### Data to process
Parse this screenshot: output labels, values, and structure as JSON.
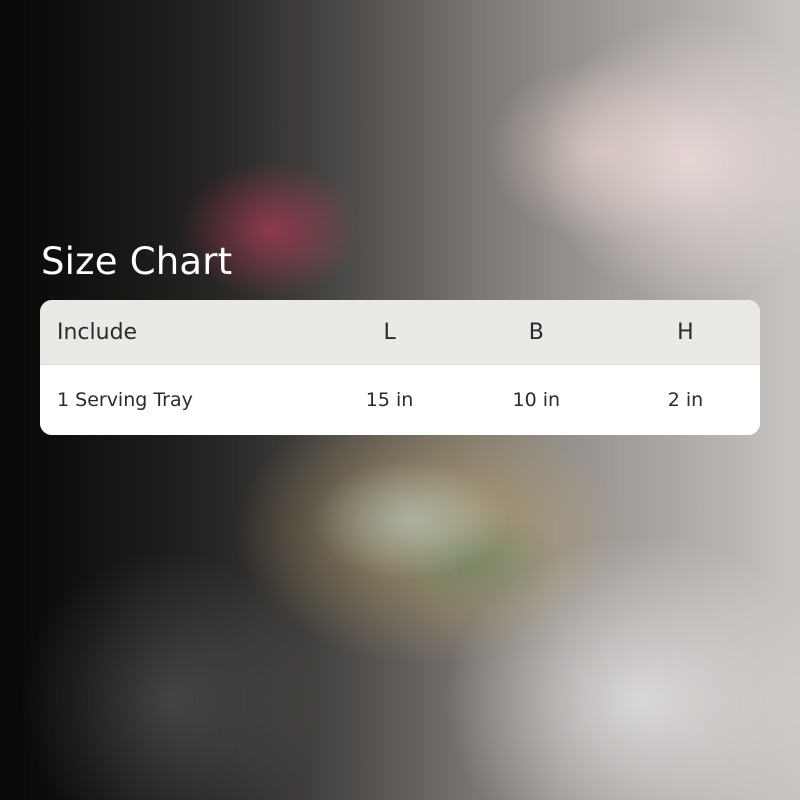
{
  "title": "Size Chart",
  "table": {
    "headers": [
      "Include",
      "L",
      "B",
      "H"
    ],
    "rows": [
      [
        "1 Serving Tray",
        "15 in",
        "10 in",
        "2 in"
      ]
    ]
  }
}
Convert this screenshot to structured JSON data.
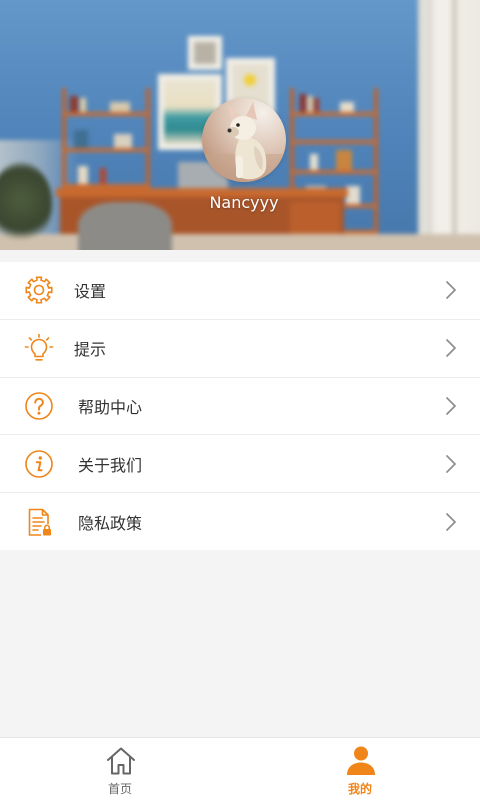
{
  "profile": {
    "username": "Nancyyy"
  },
  "menu": {
    "items": [
      {
        "label": "设置",
        "icon": "gear-icon"
      },
      {
        "label": "提示",
        "icon": "lightbulb-icon"
      },
      {
        "label": "帮助中心",
        "icon": "question-circle-icon"
      },
      {
        "label": "关于我们",
        "icon": "info-circle-icon"
      },
      {
        "label": "隐私政策",
        "icon": "document-lock-icon"
      }
    ],
    "row_action_icon": "chevron-right-icon"
  },
  "tabbar": {
    "tabs": [
      {
        "label": "首页",
        "icon": "home-icon",
        "active": false
      },
      {
        "label": "我的",
        "icon": "user-icon",
        "active": true
      }
    ]
  },
  "colors": {
    "accent": "#f08519",
    "inactive": "#666666",
    "page_background": "#f4f4f4",
    "text": "#333333"
  }
}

### Challenge
Reproduce the material above in full and without alteration, but skip all pictures.

### Solution for this task
Parse this screenshot: output labels, values, and structure as JSON.
{
  "title": "Size Chart",
  "table": {
    "headers": [
      "Include",
      "L",
      "B",
      "H"
    ],
    "rows": [
      [
        "1 Serving Tray",
        "15 in",
        "10 in",
        "2 in"
      ]
    ]
  }
}
Convert this screenshot to structured JSON data.
{
  "profile": {
    "username": "Nancyyy"
  },
  "menu": {
    "items": [
      {
        "label": "设置",
        "icon": "gear-icon"
      },
      {
        "label": "提示",
        "icon": "lightbulb-icon"
      },
      {
        "label": "帮助中心",
        "icon": "question-circle-icon"
      },
      {
        "label": "关于我们",
        "icon": "info-circle-icon"
      },
      {
        "label": "隐私政策",
        "icon": "document-lock-icon"
      }
    ],
    "row_action_icon": "chevron-right-icon"
  },
  "tabbar": {
    "tabs": [
      {
        "label": "首页",
        "icon": "home-icon",
        "active": false
      },
      {
        "label": "我的",
        "icon": "user-icon",
        "active": true
      }
    ]
  },
  "colors": {
    "accent": "#f08519",
    "inactive": "#666666",
    "page_background": "#f4f4f4",
    "text": "#333333"
  }
}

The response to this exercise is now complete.